SHORT EXERCISE - Check each line of the data for "accent" and select those that have it.

RECORDS SUPPLIED -
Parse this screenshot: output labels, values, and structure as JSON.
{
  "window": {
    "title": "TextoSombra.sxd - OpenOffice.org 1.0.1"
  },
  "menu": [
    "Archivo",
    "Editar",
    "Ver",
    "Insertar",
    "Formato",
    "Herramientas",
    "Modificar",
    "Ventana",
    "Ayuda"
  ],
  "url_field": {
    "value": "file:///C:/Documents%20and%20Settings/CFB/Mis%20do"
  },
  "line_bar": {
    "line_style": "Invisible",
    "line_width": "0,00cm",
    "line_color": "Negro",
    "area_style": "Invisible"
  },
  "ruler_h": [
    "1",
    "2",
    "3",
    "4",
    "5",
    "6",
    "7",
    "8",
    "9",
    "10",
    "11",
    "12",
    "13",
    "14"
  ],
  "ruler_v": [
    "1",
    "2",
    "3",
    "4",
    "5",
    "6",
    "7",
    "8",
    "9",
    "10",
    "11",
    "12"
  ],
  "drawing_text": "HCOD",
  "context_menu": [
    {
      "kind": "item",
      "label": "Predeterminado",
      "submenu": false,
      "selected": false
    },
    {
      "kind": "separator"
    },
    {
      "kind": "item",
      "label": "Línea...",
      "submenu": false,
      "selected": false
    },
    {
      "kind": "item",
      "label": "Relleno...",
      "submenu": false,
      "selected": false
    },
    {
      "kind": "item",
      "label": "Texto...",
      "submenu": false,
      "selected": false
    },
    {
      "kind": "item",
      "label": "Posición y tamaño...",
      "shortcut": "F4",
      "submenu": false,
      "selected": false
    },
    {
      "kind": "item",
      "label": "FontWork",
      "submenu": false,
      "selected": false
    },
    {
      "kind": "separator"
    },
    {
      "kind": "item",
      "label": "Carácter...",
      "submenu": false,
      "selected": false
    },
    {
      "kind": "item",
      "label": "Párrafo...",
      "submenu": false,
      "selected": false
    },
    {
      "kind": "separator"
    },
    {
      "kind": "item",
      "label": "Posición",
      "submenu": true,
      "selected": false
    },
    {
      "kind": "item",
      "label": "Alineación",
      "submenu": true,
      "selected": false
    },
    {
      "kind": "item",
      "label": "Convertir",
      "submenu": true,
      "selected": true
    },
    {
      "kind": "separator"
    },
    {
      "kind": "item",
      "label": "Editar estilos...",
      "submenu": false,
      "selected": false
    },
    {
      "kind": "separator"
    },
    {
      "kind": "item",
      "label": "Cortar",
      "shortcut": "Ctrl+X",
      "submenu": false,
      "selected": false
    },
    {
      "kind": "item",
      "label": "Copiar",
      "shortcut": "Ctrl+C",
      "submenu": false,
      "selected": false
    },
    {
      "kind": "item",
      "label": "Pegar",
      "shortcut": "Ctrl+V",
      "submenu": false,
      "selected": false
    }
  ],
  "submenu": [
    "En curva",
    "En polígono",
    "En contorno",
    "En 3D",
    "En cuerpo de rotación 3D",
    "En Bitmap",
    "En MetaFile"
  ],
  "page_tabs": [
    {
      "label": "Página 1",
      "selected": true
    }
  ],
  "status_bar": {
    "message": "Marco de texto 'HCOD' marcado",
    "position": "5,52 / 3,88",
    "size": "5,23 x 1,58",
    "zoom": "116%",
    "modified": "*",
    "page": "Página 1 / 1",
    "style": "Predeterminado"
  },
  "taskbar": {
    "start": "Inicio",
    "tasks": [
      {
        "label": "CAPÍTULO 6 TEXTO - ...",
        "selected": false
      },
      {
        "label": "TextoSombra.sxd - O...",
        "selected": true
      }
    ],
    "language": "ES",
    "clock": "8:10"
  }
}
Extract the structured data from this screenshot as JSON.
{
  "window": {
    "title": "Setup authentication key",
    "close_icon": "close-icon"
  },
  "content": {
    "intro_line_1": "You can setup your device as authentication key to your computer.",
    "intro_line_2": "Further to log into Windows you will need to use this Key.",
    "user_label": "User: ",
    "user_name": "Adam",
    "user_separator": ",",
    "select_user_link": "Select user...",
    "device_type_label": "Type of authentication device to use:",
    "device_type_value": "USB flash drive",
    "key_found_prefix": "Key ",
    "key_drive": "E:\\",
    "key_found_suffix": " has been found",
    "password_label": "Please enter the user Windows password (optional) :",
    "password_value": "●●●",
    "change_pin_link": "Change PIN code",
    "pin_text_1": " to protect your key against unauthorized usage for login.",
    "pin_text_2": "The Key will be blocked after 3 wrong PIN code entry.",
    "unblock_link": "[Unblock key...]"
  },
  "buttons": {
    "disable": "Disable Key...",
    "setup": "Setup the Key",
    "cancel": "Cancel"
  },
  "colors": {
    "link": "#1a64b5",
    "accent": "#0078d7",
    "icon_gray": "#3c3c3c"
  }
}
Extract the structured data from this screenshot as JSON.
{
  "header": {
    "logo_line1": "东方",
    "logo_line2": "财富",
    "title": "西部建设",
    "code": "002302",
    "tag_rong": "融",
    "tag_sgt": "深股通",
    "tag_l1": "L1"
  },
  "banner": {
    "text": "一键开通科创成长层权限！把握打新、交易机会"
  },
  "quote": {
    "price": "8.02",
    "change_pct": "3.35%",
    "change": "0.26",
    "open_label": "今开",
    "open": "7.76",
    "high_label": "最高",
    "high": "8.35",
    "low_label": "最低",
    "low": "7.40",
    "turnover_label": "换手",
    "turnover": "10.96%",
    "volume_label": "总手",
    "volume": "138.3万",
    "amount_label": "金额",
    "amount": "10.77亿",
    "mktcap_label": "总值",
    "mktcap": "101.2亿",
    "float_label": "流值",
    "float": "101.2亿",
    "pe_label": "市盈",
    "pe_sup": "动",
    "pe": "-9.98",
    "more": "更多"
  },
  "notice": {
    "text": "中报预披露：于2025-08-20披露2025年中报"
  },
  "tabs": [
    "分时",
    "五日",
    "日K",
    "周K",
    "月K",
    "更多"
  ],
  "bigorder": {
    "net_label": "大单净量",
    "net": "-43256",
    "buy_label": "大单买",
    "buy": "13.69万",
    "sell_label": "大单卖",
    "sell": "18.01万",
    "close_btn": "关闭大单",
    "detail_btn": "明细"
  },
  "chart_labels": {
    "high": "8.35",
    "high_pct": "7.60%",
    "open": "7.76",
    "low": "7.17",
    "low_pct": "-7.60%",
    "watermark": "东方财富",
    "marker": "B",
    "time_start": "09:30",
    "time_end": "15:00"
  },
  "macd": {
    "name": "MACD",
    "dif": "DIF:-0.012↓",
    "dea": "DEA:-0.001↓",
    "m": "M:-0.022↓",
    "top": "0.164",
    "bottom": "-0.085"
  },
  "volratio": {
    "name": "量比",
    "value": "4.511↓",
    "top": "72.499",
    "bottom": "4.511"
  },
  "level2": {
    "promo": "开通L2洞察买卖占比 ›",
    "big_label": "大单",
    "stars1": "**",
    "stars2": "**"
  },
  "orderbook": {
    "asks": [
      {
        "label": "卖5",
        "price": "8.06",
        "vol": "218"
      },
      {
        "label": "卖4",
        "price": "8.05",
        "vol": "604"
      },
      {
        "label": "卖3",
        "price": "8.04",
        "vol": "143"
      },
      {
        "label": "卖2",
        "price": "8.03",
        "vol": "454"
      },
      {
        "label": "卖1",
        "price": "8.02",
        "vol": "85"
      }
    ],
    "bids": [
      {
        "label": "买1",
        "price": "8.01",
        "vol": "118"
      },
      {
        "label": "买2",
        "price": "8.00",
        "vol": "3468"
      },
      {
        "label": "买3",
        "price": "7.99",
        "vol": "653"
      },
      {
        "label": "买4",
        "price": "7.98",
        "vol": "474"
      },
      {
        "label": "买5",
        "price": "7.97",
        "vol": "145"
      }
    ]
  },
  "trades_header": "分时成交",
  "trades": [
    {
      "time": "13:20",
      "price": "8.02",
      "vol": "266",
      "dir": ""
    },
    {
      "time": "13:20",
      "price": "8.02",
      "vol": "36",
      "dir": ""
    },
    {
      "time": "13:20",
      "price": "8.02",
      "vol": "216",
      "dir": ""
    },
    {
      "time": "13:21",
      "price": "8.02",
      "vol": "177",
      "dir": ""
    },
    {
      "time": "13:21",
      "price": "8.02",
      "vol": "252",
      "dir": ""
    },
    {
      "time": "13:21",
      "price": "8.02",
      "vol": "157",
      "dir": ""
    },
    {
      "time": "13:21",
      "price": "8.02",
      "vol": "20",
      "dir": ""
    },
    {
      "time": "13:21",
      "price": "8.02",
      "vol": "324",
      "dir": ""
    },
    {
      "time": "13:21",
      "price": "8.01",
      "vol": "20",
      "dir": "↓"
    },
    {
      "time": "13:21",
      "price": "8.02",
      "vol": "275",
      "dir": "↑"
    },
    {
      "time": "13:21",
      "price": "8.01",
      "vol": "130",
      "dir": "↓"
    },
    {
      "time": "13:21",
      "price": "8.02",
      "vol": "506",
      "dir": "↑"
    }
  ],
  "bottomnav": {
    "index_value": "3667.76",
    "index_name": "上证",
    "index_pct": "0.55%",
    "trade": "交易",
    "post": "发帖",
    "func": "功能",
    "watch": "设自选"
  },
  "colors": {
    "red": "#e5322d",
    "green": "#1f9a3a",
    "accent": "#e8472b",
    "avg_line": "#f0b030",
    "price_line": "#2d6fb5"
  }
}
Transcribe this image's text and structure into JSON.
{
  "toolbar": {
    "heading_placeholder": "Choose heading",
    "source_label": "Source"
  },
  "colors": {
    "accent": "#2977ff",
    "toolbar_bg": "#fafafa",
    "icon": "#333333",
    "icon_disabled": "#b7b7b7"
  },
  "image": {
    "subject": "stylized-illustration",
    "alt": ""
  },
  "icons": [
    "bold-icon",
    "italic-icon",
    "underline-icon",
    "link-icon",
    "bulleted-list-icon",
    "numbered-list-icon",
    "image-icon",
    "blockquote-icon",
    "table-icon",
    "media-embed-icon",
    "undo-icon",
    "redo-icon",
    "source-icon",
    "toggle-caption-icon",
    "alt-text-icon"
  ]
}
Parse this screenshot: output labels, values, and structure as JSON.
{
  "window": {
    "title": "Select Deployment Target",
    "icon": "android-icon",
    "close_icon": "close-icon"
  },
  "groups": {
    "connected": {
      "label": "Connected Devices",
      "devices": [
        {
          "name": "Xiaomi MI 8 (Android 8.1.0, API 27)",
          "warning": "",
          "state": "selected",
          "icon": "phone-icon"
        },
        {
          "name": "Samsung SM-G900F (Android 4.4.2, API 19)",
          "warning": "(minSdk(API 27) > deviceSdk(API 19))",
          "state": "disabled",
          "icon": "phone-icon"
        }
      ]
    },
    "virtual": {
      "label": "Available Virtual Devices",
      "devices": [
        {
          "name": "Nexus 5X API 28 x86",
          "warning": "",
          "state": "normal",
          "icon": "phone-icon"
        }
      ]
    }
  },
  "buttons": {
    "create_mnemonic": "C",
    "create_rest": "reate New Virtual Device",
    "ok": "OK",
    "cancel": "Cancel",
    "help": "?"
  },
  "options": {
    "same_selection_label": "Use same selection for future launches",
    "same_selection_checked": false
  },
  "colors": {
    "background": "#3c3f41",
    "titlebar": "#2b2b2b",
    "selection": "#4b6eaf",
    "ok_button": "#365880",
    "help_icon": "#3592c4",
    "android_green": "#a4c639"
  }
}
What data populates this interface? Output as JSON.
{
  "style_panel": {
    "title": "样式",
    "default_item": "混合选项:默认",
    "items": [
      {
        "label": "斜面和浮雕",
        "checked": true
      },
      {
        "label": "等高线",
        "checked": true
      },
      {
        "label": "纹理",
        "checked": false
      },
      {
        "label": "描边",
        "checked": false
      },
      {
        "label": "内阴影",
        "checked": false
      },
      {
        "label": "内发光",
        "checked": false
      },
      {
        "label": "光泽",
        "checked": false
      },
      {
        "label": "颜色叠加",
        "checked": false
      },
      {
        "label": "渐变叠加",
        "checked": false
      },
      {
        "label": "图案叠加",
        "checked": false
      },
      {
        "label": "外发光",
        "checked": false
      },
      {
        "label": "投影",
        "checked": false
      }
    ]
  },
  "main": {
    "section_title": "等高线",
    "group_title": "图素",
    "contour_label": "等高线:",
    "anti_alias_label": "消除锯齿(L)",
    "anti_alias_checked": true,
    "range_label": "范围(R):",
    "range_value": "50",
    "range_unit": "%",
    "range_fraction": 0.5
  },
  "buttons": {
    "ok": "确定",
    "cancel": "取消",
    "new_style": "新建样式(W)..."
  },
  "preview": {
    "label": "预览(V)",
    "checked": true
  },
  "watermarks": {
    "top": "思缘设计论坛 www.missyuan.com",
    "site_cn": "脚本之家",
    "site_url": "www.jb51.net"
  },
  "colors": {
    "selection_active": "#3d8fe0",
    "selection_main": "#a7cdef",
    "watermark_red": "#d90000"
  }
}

RESULT OF THE TASK -
    "accent": "#0078d7",
    "accent": "#e8472b",
    "accent": "#2977ff",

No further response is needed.